Text passage
If you’ve been following along the blog for awhile, you know that I love sharing a mix of healthy yet creative recipes and straight up comfort food. This Vegan Cinnamon Roll Cake, as you might have guessed from the title of the recipe, falls squarely into the latter camp.
It is the most decadent and delicious cake, and I do not say that with any exaggeration. I couldn’t stop eating it (I ate three slices in 30 minutes flat) and my friends couldn’t stop raving about it #notsohumblebrag #buttrue
Why you’ll love this recipe
What I love the most about this cake is that it tastes just like a damn cinnamon roll but it’s much easier to make! To be honest, making cinnamon rolls (or anything with yeast) stresses me out a bit, and I don’t like having to wait for the dough to rise. I know, I know. I sound lazy and impatient (that’s not necessarily untrue). So, I decided to create a cake that tastes just like a cinnamon roll, and it’s perfect for anyone who is similarly lazy and/or impatient.
What I also love about this cake is the texture. It is light and fluffy and tender, yet buttery and rich. It’s truly the best of both worlds. If you’ve ever been disappointed by cake because it’s dry or dense, then you really need to try this recipe because it has the best texture of any cake I’ve ever made. I know, another strong statement, but I am NOT exaggerating!
Tips for making this recipe
Here are my tips for nailing that fluffy cake texture so you can trick yourself into thinking you are eating light-as-air cake, even though it’s actually buttery-and-decadent cake. #mindtricks
If you’re familiar with baking, you might know that buttermilk is often added to baked goods because it’s acidic, and a slightly acidic batter tenderizes the gluten in flour, breaking down those tough glutenous strands so the baked goods come out tender and moist.
Since traditional buttermilk is made with, well, milk, it’s decidedly not vegan. Luckily, there’s an incredibly easy substitute that works really well: mixing plant-based milk with apple cider vinegar (white wine vinegar is too harsh). After you mix these two ingredients and set it aside for a bit, you’ll notice it’ll start curdling, just like buttermilk. Any plant-based milk works fine, but I’ve noticed that you get the most curdling action with soy milk.
Side note: curdling action looks like cuddling action, but they are two very different things.
Aquafaba, like vegan buttermilk, is another creative substitute for a common ingredient used in baked goods: eggs. If you’re wondering what aquafaba is, it’s simply the liquid leftover from cooked chickpeas.
When aquafaba is heavily whipped, it turns into a fluffy white concoction that mimics the properties of beaten egg whites in baking. Genius, right? And even lightly whipping aquafaba, as is done in this recipe, brings a fluffy texture and a nice lift to baked goods.
There’s a reason cake flour is called cake flour. It’s especially great in cakes because it has a softer and more delicate texture than all-purpose flour, resulting in cakes with a finer, more tender crumb. While all-purpose flour is fine in many cake recipes, if you really want a light and extra fluffy cake, cake flour is the way to go.

Excerpt from a dataset
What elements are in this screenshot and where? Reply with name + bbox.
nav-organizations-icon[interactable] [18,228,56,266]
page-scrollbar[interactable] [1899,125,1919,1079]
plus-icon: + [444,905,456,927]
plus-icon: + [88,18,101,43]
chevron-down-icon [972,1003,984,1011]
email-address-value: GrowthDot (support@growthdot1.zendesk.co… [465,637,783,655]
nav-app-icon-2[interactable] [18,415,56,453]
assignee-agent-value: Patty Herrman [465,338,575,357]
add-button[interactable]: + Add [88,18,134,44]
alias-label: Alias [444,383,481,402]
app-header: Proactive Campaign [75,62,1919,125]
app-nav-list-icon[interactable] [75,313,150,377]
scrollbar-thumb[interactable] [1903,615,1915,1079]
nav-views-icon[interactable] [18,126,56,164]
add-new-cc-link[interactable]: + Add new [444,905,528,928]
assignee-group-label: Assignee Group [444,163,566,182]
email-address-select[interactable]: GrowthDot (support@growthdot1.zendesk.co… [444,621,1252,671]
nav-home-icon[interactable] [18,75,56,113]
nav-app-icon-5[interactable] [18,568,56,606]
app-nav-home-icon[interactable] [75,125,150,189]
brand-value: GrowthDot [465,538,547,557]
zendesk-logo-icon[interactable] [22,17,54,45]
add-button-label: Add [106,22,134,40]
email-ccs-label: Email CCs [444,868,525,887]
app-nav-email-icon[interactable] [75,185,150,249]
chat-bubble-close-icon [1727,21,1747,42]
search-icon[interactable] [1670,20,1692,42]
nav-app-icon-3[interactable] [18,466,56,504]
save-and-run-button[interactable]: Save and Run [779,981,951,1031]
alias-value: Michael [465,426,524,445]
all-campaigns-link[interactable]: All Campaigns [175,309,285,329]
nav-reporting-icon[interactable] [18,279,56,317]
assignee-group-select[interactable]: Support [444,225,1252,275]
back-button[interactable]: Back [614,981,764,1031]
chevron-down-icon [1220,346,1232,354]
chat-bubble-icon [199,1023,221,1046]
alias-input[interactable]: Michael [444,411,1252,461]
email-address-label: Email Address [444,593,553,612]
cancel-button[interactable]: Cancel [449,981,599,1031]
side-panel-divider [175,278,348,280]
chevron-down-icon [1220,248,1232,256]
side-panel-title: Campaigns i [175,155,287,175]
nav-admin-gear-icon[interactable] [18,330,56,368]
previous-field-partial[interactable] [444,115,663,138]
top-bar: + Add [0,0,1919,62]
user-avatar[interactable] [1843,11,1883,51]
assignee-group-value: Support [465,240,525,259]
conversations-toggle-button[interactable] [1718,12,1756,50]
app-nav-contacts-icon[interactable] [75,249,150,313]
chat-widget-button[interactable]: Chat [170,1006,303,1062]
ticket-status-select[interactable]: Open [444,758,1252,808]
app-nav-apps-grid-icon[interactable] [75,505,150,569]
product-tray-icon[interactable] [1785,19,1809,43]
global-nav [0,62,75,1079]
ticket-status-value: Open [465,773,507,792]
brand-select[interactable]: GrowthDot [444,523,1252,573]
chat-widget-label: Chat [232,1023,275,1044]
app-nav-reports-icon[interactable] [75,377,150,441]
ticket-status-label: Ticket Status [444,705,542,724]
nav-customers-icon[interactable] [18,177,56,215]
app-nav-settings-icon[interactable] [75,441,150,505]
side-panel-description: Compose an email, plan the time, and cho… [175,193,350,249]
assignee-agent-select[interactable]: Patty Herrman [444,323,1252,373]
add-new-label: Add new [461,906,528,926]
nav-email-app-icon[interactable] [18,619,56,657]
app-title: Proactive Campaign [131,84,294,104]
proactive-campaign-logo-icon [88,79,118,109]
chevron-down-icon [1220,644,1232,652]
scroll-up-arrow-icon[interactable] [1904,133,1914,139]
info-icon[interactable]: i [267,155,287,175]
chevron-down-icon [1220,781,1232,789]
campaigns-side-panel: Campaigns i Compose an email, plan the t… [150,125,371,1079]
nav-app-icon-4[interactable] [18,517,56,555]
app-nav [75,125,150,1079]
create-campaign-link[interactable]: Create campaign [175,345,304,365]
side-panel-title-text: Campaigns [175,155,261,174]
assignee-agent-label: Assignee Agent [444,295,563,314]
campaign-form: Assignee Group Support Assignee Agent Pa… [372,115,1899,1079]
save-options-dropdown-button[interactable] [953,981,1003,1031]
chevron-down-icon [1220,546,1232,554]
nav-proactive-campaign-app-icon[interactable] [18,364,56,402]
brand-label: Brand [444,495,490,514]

What is being asked
In the cinnamon roll cake text, which plant-based milk gives the most curdling when mixed with apple cider vinegar?

Result for this exercise
Soy milk.